_Input_.
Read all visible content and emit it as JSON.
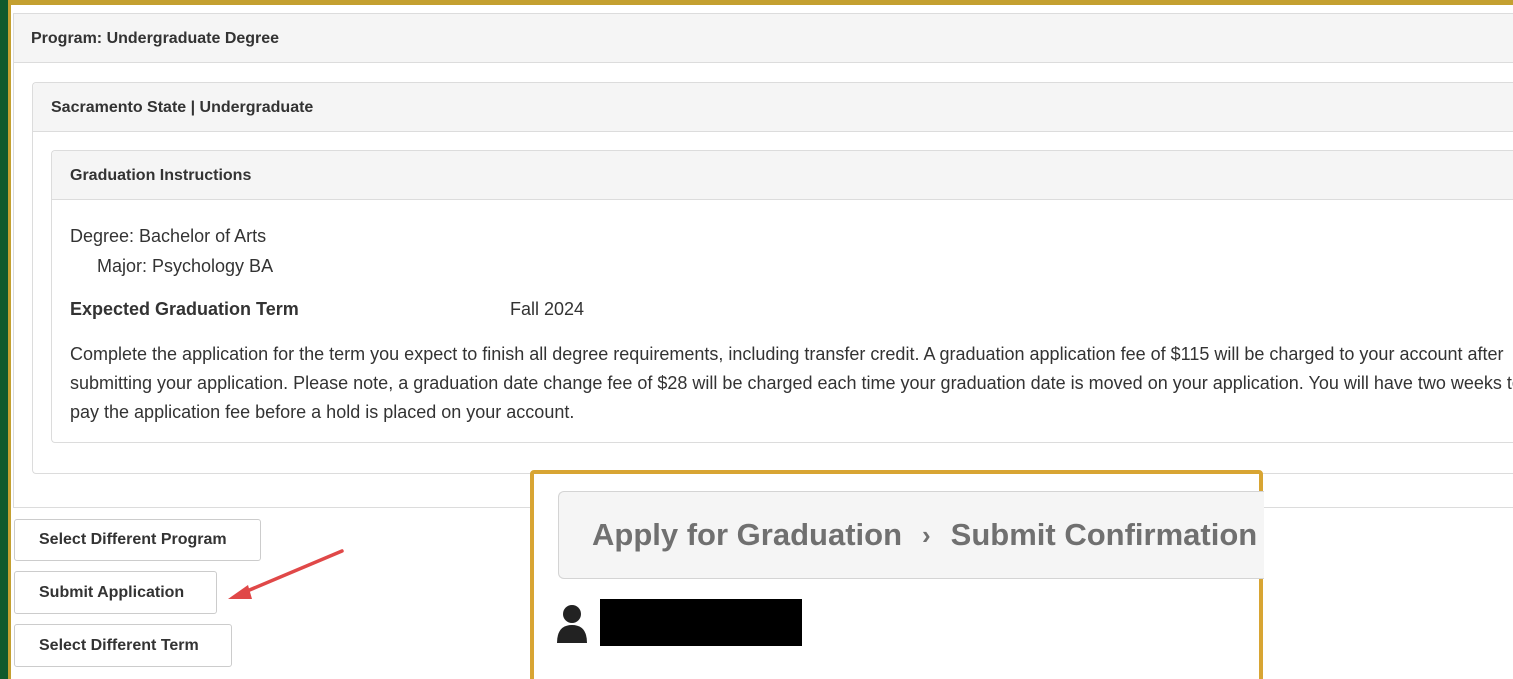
{
  "program": {
    "heading": "Program: Undergraduate Degree",
    "institution_heading": "Sacramento State | Undergraduate",
    "instructions_heading": "Graduation Instructions",
    "degree": "Degree: Bachelor of Arts",
    "major": "Major: Psychology BA",
    "term_label": "Expected Graduation Term",
    "term_value": "Fall 2024",
    "instructions_text": "Complete the application for the term you expect to finish all degree requirements, including transfer credit. A graduation application fee of $115 will be charged to your account after submitting your application.  Please note, a graduation date change fee of $28 will be charged each time your graduation date is moved on your application. You will have two weeks to pay the application fee before a hold is placed on your account."
  },
  "actions": {
    "select_program": "Select Different Program",
    "submit_application": "Submit Application",
    "select_term": "Select Different Term"
  },
  "callout": {
    "breadcrumb_parent": "Apply for Graduation",
    "breadcrumb_separator": "›",
    "breadcrumb_current": "Submit Confirmation",
    "user_icon": "user-icon"
  },
  "colors": {
    "frame_green": "#0f5a2c",
    "frame_gold": "#c4a030",
    "callout_border": "#d8a533",
    "arrow_red": "#e04848"
  }
}
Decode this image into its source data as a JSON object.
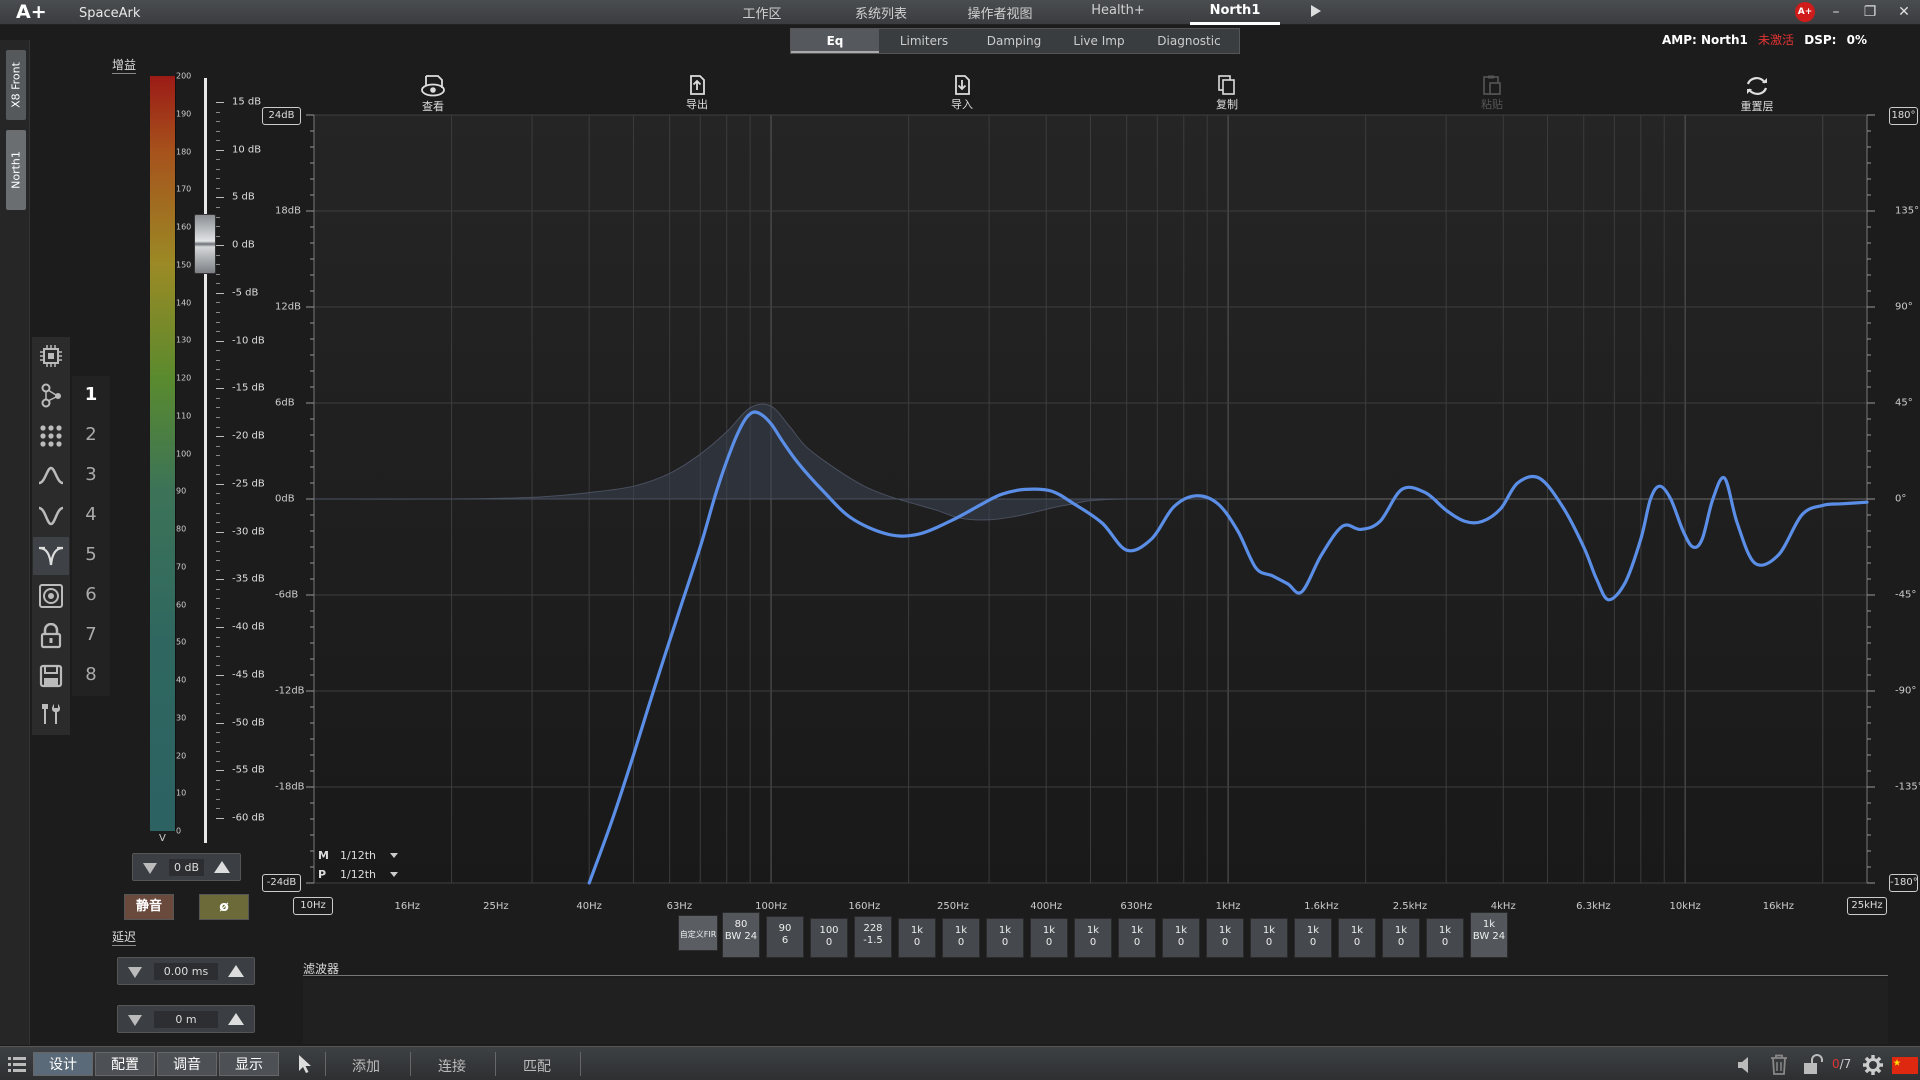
{
  "titlebar": {
    "logo": "A+",
    "project": "SpaceArk",
    "tabs": [
      "工作区",
      "系统列表",
      "操作者视图",
      "Health+",
      "North1"
    ],
    "active_tab": "North1",
    "badge": "A+",
    "minimize": "–",
    "restore": "❐",
    "close": "✕"
  },
  "subtabs": {
    "items": [
      "Eq",
      "Limiters",
      "Damping",
      "Live Imp",
      "Diagnostic"
    ],
    "active": "Eq"
  },
  "amp_info": {
    "amp_label": "AMP:",
    "amp_name": "North1",
    "status": "未激活",
    "dsp_label": "DSP:",
    "dsp_value": "0%"
  },
  "vertical_tabs": [
    "X8 Front",
    "North1"
  ],
  "gain_panel": {
    "label": "增益",
    "meter_ticks": [
      "200",
      "190",
      "180",
      "170",
      "160",
      "150",
      "140",
      "130",
      "120",
      "110",
      "100",
      "90",
      "80",
      "70",
      "60",
      "50",
      "40",
      "30",
      "20",
      "10",
      "0"
    ],
    "meter_unit": "V",
    "scale_labels": [
      "15 dB",
      "10 dB",
      "5 dB",
      "0 dB",
      "-5 dB",
      "-10 dB",
      "-15 dB",
      "-20 dB",
      "-25 dB",
      "-30 dB",
      "-35 dB",
      "-40 dB",
      "-45 dB",
      "-50 dB",
      "-55 dB",
      "-60 dB"
    ],
    "fader_value_db": 0,
    "gain_value": "0 dB",
    "mute": "静音",
    "phase": "ø"
  },
  "delay_panel": {
    "label": "延迟",
    "time_value": "0.00 ms",
    "distance_value": "0 m"
  },
  "icon_toolbar": [
    "chip-icon",
    "routing-icon",
    "matrix-icon",
    "peak-filter-icon",
    "notch-filter-icon",
    "crossover-icon",
    "speaker-icon",
    "lock-icon",
    "save-icon",
    "tools-icon"
  ],
  "channel_numbers": [
    "1",
    "2",
    "3",
    "4",
    "5",
    "6",
    "7",
    "8"
  ],
  "active_channel": "1",
  "tools": [
    {
      "label": "查看",
      "icon": "view-icon",
      "enabled": true
    },
    {
      "label": "导出",
      "icon": "export-icon",
      "enabled": true
    },
    {
      "label": "导入",
      "icon": "import-icon",
      "enabled": true
    },
    {
      "label": "复制",
      "icon": "copy-icon",
      "enabled": true
    },
    {
      "label": "粘贴",
      "icon": "paste-icon",
      "enabled": false
    },
    {
      "label": "重置层",
      "icon": "reset-icon",
      "enabled": true
    }
  ],
  "chart_data": {
    "type": "line",
    "x_scale": "log",
    "xlim": [
      10,
      25000
    ],
    "ylim": [
      -24,
      24
    ],
    "phase_lim": [
      -180,
      180
    ],
    "grid": true,
    "y_ticks": [
      "24dB",
      "18dB",
      "12dB",
      "6dB",
      "0dB",
      "-6dB",
      "-12dB",
      "-18dB",
      "-24dB"
    ],
    "phase_ticks": [
      "180°",
      "135°",
      "90°",
      "45°",
      "0°",
      "-45°",
      "-90°",
      "-135°",
      "-180°"
    ],
    "x_ticks": [
      "10Hz",
      "16Hz",
      "25Hz",
      "40Hz",
      "63Hz",
      "100Hz",
      "160Hz",
      "250Hz",
      "400Hz",
      "630Hz",
      "1kHz",
      "1.6kHz",
      "2.5kHz",
      "4kHz",
      "6.3kHz",
      "10kHz",
      "16kHz",
      "25kHz"
    ],
    "series": [
      {
        "color": "#5b8ee6",
        "x": [
          40,
          45,
          50,
          56,
          63,
          70,
          76,
          82,
          87,
          91,
          95,
          100,
          106,
          115,
          130,
          150,
          180,
          210,
          250,
          290,
          320,
          360,
          410,
          460,
          530,
          600,
          680,
          760,
          850,
          950,
          1050,
          1150,
          1250,
          1350,
          1450,
          1600,
          1780,
          1950,
          2150,
          2400,
          2700,
          3000,
          3300,
          3600,
          3950,
          4300,
          4800,
          5400,
          6000,
          6400,
          6800,
          7400,
          8000,
          8400,
          8800,
          9300,
          9900,
          10400,
          10900,
          11500,
          12200,
          13000,
          14200,
          16000,
          18000,
          20000,
          22000,
          25000
        ],
        "y": [
          -24,
          -20,
          -16,
          -11.5,
          -7,
          -3,
          0.5,
          3.2,
          4.8,
          5.4,
          5.3,
          4.7,
          3.6,
          2.2,
          0.5,
          -1.2,
          -2.2,
          -2.2,
          -1.3,
          -0.3,
          0.3,
          0.6,
          0.5,
          -0.3,
          -1.5,
          -3.2,
          -2.5,
          -0.5,
          0.2,
          -0.3,
          -2.0,
          -4.3,
          -4.8,
          -5.3,
          -5.8,
          -3.5,
          -1.7,
          -1.9,
          -1.4,
          0.6,
          0.4,
          -0.7,
          -1.4,
          -1.4,
          -0.6,
          1.0,
          1.3,
          -0.5,
          -3.0,
          -5.0,
          -6.3,
          -5.2,
          -2.5,
          0.0,
          0.8,
          0.0,
          -2.0,
          -3.0,
          -2.5,
          0.0,
          1.3,
          -1.5,
          -4.0,
          -3.5,
          -1.0,
          -0.4,
          -0.3,
          -0.2
        ]
      },
      {
        "color": "#4a5060",
        "x": [
          10,
          20,
          30,
          40,
          50,
          60,
          70,
          80,
          90,
          100,
          110,
          120,
          140,
          160,
          180,
          200,
          230,
          260,
          300,
          340,
          380,
          420,
          460,
          500,
          600,
          1000
        ],
        "y": [
          0,
          0,
          0.1,
          0.4,
          0.8,
          1.6,
          2.8,
          4.2,
          5.7,
          5.8,
          4.5,
          3.2,
          1.8,
          0.8,
          0.2,
          -0.2,
          -0.7,
          -1.2,
          -1.3,
          -1.1,
          -0.8,
          -0.5,
          -0.3,
          -0.1,
          0,
          0
        ],
        "shaded": true
      }
    ]
  },
  "edge_boxes": {
    "y_top": "24dB",
    "y_bottom": "-24dB",
    "x_left": "10Hz",
    "x_right": "25kHz",
    "phase_top": "180°",
    "phase_bottom": "-180°"
  },
  "resolution": {
    "m_label": "M",
    "m_value": "1/12th",
    "p_label": "P",
    "p_value": "1/12th"
  },
  "filter_buttons": [
    {
      "line1": "自定义FIR",
      "line2": ""
    },
    {
      "line1": "80",
      "line2": "BW 24"
    },
    {
      "line1": "90",
      "line2": "6"
    },
    {
      "line1": "100",
      "line2": "0"
    },
    {
      "line1": "228",
      "line2": "-1.5"
    },
    {
      "line1": "1k",
      "line2": "0"
    },
    {
      "line1": "1k",
      "line2": "0"
    },
    {
      "line1": "1k",
      "line2": "0"
    },
    {
      "line1": "1k",
      "line2": "0"
    },
    {
      "line1": "1k",
      "line2": "0"
    },
    {
      "line1": "1k",
      "line2": "0"
    },
    {
      "line1": "1k",
      "line2": "0"
    },
    {
      "line1": "1k",
      "line2": "0"
    },
    {
      "line1": "1k",
      "line2": "0"
    },
    {
      "line1": "1k",
      "line2": "0"
    },
    {
      "line1": "1k",
      "line2": "0"
    },
    {
      "line1": "1k",
      "line2": "0"
    },
    {
      "line1": "1k",
      "line2": "0"
    },
    {
      "line1": "1k",
      "line2": "BW 24"
    }
  ],
  "filter_section": {
    "label": "滤波器"
  },
  "bottombar": {
    "tabs": [
      "设计",
      "配置",
      "调音",
      "显示"
    ],
    "active_tab": "设计",
    "actions": [
      "添加",
      "连接",
      "匹配"
    ],
    "count_current": "0",
    "count_total": "/7"
  }
}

_To be done_.
Pull out every line of the entries that includes the word "JSON".

_Result of this exercise_.
Read all visible content and emit it as JSON.
Decode this image into its source data as a JSON object.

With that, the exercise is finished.